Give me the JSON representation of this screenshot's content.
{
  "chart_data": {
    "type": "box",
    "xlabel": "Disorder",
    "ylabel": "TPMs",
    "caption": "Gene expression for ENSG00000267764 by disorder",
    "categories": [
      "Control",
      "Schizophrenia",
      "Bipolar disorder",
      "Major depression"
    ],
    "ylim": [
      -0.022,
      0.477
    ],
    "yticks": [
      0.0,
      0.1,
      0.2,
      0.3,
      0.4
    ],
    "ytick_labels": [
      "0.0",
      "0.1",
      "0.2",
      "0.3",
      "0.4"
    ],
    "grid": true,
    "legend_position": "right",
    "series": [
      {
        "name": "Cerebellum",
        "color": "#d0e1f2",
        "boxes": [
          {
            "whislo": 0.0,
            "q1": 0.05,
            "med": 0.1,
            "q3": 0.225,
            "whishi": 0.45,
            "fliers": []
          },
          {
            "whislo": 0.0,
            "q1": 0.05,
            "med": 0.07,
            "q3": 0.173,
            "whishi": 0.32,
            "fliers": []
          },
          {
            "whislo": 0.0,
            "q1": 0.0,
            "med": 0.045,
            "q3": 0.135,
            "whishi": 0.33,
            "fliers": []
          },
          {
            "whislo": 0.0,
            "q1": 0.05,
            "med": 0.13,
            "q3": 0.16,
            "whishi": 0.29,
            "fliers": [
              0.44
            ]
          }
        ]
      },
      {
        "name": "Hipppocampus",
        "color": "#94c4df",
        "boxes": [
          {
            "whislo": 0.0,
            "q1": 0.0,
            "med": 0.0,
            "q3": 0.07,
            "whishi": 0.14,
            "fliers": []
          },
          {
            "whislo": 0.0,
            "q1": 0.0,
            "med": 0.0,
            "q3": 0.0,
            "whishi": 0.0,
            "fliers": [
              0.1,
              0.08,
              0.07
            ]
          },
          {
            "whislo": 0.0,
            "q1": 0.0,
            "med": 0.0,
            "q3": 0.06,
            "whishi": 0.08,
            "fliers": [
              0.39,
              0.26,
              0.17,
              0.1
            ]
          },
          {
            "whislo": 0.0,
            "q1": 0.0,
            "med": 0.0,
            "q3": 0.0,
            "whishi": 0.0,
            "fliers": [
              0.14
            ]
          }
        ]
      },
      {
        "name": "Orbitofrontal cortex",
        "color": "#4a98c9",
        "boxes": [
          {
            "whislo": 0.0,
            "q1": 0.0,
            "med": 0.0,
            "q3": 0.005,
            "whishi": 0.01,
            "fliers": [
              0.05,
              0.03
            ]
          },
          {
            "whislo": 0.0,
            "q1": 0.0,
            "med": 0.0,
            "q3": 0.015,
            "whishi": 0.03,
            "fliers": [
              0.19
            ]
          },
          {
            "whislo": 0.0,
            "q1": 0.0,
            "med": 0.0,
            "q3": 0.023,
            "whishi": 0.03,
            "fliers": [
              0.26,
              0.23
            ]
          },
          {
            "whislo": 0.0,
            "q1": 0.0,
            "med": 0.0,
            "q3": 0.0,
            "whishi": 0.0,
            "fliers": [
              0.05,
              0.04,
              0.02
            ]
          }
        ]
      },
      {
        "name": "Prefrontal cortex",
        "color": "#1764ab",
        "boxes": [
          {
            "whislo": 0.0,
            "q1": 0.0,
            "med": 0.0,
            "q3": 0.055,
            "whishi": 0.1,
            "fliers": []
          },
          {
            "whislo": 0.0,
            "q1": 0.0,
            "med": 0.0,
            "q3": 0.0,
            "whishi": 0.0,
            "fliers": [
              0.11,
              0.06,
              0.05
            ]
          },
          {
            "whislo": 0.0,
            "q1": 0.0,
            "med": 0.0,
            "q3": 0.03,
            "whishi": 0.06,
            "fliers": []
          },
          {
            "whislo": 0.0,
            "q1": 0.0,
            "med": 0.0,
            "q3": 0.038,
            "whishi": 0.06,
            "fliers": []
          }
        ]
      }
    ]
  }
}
:::::
Copy every line from the entries that contains the word "cortex".

(Worked answer)
        "name": "Orbitofrontal cortex",
        "name": "Prefrontal cortex",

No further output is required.